Task goal:
The data must be written out once more, precisely as given.

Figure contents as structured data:
- - - -
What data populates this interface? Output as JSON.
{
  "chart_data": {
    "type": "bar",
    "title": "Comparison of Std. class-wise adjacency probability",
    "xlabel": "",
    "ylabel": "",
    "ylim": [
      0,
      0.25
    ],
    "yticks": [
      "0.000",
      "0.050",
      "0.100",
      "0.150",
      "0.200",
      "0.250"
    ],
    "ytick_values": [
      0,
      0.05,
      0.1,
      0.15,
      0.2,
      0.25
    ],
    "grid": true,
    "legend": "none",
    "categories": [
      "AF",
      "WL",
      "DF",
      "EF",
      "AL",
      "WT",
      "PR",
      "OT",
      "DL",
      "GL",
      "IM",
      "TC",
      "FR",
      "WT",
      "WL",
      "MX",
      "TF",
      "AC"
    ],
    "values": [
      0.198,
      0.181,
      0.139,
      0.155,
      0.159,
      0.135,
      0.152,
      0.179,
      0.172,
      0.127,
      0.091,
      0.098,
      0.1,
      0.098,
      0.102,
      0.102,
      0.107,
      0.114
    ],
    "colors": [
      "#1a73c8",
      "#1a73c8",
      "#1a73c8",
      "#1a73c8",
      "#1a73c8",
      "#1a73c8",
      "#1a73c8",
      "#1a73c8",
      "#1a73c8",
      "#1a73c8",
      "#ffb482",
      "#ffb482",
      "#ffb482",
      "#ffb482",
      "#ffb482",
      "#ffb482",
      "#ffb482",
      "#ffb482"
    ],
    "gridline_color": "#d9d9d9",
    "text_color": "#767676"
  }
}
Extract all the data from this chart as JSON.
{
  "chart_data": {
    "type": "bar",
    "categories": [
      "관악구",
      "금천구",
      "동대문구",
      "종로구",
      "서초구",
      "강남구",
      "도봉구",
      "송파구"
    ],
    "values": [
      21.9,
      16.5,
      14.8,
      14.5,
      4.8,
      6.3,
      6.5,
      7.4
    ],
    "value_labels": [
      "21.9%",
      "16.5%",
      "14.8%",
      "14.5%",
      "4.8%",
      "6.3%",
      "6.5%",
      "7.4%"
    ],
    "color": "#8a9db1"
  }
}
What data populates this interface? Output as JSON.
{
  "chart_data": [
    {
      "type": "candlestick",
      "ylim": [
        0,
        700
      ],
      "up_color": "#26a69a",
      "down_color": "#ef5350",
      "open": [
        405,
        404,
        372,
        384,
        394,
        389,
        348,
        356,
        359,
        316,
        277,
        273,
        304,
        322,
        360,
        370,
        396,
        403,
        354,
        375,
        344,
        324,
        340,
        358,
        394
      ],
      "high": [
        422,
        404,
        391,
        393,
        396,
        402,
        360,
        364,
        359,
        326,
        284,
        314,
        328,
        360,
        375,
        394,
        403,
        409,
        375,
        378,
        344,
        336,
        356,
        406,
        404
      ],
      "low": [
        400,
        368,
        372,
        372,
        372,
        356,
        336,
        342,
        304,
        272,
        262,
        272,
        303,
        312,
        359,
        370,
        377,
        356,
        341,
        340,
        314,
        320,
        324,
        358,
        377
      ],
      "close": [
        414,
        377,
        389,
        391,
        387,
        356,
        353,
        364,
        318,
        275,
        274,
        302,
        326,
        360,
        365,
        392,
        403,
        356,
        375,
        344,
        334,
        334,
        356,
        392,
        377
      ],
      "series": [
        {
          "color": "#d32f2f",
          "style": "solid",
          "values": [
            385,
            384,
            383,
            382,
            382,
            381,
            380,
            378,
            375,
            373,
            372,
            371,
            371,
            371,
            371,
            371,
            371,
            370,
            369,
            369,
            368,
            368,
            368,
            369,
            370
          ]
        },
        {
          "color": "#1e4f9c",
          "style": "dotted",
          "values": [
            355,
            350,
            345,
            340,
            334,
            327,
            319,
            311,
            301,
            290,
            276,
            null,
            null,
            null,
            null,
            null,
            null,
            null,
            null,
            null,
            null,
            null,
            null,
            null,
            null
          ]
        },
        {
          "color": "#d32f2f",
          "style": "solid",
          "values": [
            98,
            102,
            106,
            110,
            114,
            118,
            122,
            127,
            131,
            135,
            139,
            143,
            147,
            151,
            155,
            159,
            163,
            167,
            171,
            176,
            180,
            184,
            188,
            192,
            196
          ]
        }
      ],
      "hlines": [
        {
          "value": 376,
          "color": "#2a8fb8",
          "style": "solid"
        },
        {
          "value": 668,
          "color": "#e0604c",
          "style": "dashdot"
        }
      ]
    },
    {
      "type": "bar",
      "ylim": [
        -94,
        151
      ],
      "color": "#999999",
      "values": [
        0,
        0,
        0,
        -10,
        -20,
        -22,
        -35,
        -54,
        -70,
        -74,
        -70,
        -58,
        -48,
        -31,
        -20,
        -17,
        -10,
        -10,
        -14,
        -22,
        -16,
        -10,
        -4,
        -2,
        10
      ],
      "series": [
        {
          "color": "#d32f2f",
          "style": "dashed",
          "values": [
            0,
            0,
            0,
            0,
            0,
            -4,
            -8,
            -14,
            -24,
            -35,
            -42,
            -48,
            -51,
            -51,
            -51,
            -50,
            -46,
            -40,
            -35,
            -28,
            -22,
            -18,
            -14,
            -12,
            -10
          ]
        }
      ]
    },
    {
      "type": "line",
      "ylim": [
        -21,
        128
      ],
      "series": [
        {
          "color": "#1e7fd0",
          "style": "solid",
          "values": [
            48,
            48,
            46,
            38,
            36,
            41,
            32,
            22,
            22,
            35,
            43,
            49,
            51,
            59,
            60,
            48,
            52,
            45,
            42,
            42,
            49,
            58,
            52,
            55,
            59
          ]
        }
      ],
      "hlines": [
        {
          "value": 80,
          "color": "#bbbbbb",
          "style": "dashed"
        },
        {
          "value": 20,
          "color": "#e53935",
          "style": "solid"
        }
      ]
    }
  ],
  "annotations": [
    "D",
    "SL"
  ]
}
- - - -
Exercise result:
What data populates this interface? Output as JSON.
{
  "chart_data": {
    "type": "bar",
    "title": "Comparison of Std. class-wise adjacency probability",
    "xlabel": "",
    "ylabel": "",
    "ylim": [
      0,
      0.25
    ],
    "yticks": [
      "0.000",
      "0.050",
      "0.100",
      "0.150",
      "0.200",
      "0.250"
    ],
    "ytick_values": [
      0,
      0.05,
      0.1,
      0.15,
      0.2,
      0.25
    ],
    "grid": true,
    "legend": "none",
    "categories": [
      "AF",
      "WL",
      "DF",
      "EF",
      "AL",
      "WT",
      "PR",
      "OT",
      "DL",
      "GL",
      "IM",
      "TC",
      "FR",
      "WT",
      "WL",
      "MX",
      "TF",
      "AC"
    ],
    "values": [
      0.198,
      0.181,
      0.139,
      0.155,
      0.159,
      0.135,
      0.152,
      0.179,
      0.172,
      0.127,
      0.091,
      0.098,
      0.1,
      0.098,
      0.102,
      0.102,
      0.107,
      0.114
    ],
    "colors": [
      "#1a73c8",
      "#1a73c8",
      "#1a73c8",
      "#1a73c8",
      "#1a73c8",
      "#1a73c8",
      "#1a73c8",
      "#1a73c8",
      "#1a73c8",
      "#1a73c8",
      "#ffb482",
      "#ffb482",
      "#ffb482",
      "#ffb482",
      "#ffb482",
      "#ffb482",
      "#ffb482",
      "#ffb482"
    ],
    "gridline_color": "#d9d9d9",
    "text_color": "#767676"
  }
}
Extract all the data from this chart as JSON.
{
  "chart_data": {
    "type": "bar",
    "categories": [
      "관악구",
      "금천구",
      "동대문구",
      "종로구",
      "서초구",
      "강남구",
      "도봉구",
      "송파구"
    ],
    "values": [
      21.9,
      16.5,
      14.8,
      14.5,
      4.8,
      6.3,
      6.5,
      7.4
    ],
    "value_labels": [
      "21.9%",
      "16.5%",
      "14.8%",
      "14.5%",
      "4.8%",
      "6.3%",
      "6.5%",
      "7.4%"
    ],
    "color": "#8a9db1"
  }
}
What data populates this interface? Output as JSON.
{
  "chart_data": [
    {
      "type": "candlestick",
      "ylim": [
        0,
        700
      ],
      "up_color": "#26a69a",
      "down_color": "#ef5350",
      "open": [
        405,
        404,
        372,
        384,
        394,
        389,
        348,
        356,
        359,
        316,
        277,
        273,
        304,
        322,
        360,
        370,
        396,
        403,
        354,
        375,
        344,
        324,
        340,
        358,
        394
      ],
      "high": [
        422,
        404,
        391,
        393,
        396,
        402,
        360,
        364,
        359,
        326,
        284,
        314,
        328,
        360,
        375,
        394,
        403,
        409,
        375,
        378,
        344,
        336,
        356,
        406,
        404
      ],
      "low": [
        400,
        368,
        372,
        372,
        372,
        356,
        336,
        342,
        304,
        272,
        262,
        272,
        303,
        312,
        359,
        370,
        377,
        356,
        341,
        340,
        314,
        320,
        324,
        358,
        377
      ],
      "close": [
        414,
        377,
        389,
        391,
        387,
        356,
        353,
        364,
        318,
        275,
        274,
        302,
        326,
        360,
        365,
        392,
        403,
        356,
        375,
        344,
        334,
        334,
        356,
        392,
        377
      ],
      "series": [
        {
          "color": "#d32f2f",
          "style": "solid",
          "values": [
            385,
            384,
            383,
            382,
            382,
            381,
            380,
            378,
            375,
            373,
            372,
            371,
            371,
            371,
            371,
            371,
            371,
            370,
            369,
            369,
            368,
            368,
            368,
            369,
            370
          ]
        },
        {
          "color": "#1e4f9c",
          "style": "dotted",
          "values": [
            355,
            350,
            345,
            340,
            334,
            327,
            319,
            311,
            301,
            290,
            276,
            null,
            null,
            null,
            null,
            null,
            null,
            null,
            null,
            null,
            null,
            null,
            null,
            null,
            null
          ]
        },
        {
          "color": "#d32f2f",
          "style": "solid",
          "values": [
            98,
            102,
            106,
            110,
            114,
            118,
            122,
            127,
            131,
            135,
            139,
            143,
            147,
            151,
            155,
            159,
            163,
            167,
            171,
            176,
            180,
            184,
            188,
            192,
            196
          ]
        }
      ],
      "hlines": [
        {
          "value": 376,
          "color": "#2a8fb8",
          "style": "solid"
        },
        {
          "value": 668,
          "color": "#e0604c",
          "style": "dashdot"
        }
      ]
    },
    {
      "type": "bar",
      "ylim": [
        -94,
        151
      ],
      "color": "#999999",
      "values": [
        0,
        0,
        0,
        -10,
        -20,
        -22,
        -35,
        -54,
        -70,
        -74,
        -70,
        -58,
        -48,
        -31,
        -20,
        -17,
        -10,
        -10,
        -14,
        -22,
        -16,
        -10,
        -4,
        -2,
        10
      ],
      "series": [
        {
          "color": "#d32f2f",
          "style": "dashed",
          "values": [
            0,
            0,
            0,
            0,
            0,
            -4,
            -8,
            -14,
            -24,
            -35,
            -42,
            -48,
            -51,
            -51,
            -51,
            -50,
            -46,
            -40,
            -35,
            -28,
            -22,
            -18,
            -14,
            -12,
            -10
          ]
        }
      ]
    },
    {
      "type": "line",
      "ylim": [
        -21,
        128
      ],
      "series": [
        {
          "color": "#1e7fd0",
          "style": "solid",
          "values": [
            48,
            48,
            46,
            38,
            36,
            41,
            32,
            22,
            22,
            35,
            43,
            49,
            51,
            59,
            60,
            48,
            52,
            45,
            42,
            42,
            49,
            58,
            52,
            55,
            59
          ]
        }
      ],
      "hlines": [
        {
          "value": 80,
          "color": "#bbbbbb",
          "style": "dashed"
        },
        {
          "value": 20,
          "color": "#e53935",
          "style": "solid"
        }
      ]
    }
  ],
  "annotations": [
    "D",
    "SL"
  ]
}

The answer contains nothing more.